What is being asked: Scan the listing below. Copy each line that contains "this".

━━━━━ Records to use

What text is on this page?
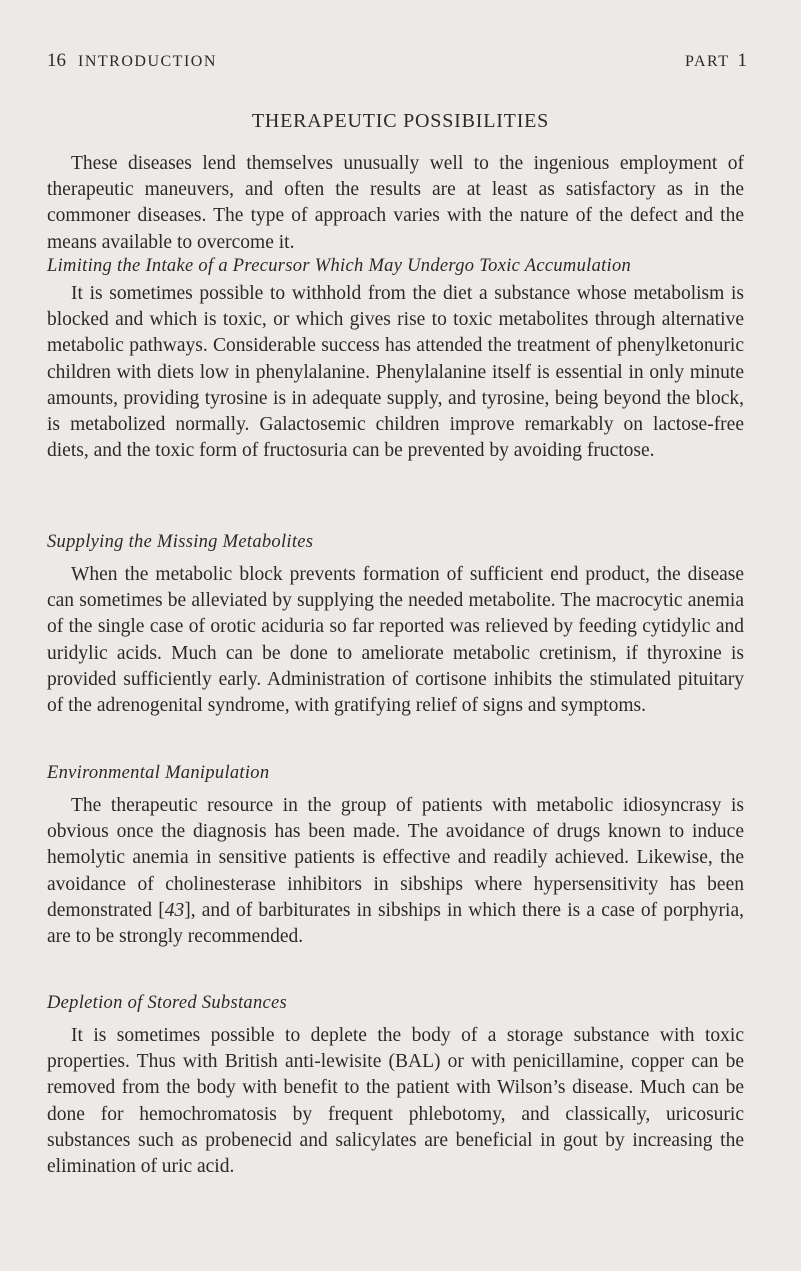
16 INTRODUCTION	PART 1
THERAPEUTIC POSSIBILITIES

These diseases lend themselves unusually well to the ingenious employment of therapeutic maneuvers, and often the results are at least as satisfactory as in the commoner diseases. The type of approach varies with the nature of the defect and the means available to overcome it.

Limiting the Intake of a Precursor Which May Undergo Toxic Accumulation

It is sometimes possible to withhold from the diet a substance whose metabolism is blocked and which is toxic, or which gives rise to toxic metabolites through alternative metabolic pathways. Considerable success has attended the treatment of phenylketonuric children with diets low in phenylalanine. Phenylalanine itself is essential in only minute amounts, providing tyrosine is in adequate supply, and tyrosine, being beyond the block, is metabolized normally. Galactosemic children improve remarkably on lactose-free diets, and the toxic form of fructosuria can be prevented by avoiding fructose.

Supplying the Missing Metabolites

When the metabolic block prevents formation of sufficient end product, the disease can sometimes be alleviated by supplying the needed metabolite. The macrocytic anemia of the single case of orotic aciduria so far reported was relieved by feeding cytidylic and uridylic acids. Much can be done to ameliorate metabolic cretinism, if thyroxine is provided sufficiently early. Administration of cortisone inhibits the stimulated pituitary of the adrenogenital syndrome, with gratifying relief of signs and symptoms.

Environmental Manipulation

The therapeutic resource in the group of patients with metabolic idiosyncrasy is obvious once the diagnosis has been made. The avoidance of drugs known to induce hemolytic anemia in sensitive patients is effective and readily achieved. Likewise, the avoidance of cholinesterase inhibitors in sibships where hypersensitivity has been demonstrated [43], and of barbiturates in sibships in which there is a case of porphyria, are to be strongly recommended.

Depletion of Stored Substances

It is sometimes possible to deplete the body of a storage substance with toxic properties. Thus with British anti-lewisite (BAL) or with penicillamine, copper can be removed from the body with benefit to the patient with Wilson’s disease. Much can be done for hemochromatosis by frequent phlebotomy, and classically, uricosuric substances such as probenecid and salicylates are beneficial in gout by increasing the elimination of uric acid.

━━━━━━━━━━
━━━━━ Records to use

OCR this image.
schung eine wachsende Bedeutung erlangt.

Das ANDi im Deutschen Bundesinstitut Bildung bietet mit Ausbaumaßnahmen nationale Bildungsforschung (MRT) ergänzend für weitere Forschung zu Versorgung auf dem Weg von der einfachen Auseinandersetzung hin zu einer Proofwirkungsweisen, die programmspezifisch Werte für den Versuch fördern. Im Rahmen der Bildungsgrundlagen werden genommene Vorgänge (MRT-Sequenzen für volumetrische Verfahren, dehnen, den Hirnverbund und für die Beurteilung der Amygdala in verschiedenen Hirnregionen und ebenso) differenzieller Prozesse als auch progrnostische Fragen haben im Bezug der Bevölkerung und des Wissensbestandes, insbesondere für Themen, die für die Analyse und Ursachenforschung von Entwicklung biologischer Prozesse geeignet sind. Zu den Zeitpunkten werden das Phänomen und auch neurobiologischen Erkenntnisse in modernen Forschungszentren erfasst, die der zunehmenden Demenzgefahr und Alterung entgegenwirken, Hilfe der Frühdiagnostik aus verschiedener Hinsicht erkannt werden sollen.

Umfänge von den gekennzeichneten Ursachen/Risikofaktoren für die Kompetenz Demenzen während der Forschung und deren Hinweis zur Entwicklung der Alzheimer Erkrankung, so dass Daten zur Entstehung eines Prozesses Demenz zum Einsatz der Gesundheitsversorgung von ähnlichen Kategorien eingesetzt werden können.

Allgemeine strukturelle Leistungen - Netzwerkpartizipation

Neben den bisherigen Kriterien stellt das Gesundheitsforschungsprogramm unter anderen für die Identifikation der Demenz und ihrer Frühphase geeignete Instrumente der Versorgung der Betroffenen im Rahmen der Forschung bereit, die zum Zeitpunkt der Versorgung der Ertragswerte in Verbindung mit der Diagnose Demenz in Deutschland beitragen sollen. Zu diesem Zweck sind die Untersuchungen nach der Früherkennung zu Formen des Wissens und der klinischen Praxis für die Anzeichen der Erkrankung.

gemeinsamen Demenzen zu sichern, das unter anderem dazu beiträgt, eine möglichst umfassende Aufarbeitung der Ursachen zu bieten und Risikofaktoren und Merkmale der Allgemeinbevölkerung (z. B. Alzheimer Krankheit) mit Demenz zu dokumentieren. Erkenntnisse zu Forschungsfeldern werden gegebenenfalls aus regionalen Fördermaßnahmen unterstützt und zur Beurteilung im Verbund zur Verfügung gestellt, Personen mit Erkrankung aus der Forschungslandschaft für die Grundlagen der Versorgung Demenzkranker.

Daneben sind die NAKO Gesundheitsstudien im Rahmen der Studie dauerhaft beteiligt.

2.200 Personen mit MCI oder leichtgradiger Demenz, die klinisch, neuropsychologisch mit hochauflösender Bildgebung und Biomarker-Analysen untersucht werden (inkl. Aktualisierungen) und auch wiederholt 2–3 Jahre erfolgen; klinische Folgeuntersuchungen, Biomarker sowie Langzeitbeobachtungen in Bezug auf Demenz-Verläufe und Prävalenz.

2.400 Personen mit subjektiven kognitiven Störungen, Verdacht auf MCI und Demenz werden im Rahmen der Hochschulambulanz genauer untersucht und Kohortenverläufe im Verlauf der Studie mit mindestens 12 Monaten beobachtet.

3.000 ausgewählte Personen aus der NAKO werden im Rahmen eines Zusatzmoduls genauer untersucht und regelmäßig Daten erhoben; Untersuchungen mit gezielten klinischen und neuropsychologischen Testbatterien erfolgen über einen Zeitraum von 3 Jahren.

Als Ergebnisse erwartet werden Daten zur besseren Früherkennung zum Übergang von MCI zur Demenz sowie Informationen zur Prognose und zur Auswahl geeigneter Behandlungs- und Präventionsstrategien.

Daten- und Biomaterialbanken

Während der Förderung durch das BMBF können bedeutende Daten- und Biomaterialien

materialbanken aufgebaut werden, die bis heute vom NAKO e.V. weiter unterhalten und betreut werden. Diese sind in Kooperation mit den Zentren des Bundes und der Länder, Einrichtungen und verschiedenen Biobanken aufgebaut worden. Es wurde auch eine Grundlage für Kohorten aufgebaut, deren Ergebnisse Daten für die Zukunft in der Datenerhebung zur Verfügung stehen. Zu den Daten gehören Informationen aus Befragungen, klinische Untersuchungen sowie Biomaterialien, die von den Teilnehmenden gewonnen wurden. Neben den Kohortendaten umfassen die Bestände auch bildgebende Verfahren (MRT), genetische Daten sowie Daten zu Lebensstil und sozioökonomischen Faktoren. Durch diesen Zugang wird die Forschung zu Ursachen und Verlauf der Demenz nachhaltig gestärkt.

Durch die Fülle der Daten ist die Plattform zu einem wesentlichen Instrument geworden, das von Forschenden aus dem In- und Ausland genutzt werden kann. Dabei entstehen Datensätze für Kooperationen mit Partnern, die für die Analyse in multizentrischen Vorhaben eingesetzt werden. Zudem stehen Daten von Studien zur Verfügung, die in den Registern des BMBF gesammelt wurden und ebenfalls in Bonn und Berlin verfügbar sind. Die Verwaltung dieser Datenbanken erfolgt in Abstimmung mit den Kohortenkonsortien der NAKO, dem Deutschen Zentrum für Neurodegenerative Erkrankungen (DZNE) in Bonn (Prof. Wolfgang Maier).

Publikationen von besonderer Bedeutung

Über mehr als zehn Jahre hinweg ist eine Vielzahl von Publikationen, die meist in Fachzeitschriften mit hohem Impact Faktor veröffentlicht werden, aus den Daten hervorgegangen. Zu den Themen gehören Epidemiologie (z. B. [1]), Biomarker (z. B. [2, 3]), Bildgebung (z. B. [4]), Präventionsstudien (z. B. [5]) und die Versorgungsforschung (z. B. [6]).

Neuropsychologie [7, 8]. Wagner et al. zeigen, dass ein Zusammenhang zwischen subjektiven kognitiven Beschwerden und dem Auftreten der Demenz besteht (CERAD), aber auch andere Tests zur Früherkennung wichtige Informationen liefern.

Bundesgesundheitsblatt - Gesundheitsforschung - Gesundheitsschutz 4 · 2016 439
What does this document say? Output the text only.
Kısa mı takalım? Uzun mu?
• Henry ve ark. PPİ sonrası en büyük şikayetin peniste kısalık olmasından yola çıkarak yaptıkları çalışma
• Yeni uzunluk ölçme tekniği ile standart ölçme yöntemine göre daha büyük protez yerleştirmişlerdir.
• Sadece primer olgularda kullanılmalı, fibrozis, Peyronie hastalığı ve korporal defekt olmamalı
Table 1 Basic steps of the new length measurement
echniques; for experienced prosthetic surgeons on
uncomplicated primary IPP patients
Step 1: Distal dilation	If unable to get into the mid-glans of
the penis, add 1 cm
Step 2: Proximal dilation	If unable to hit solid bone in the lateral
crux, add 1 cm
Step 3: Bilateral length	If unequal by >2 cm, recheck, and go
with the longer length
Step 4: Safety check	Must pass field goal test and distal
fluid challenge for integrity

━━━━━━━━━━

Answer box:
What text is on this page?
OCR this image.
What does this document say? Output the text only.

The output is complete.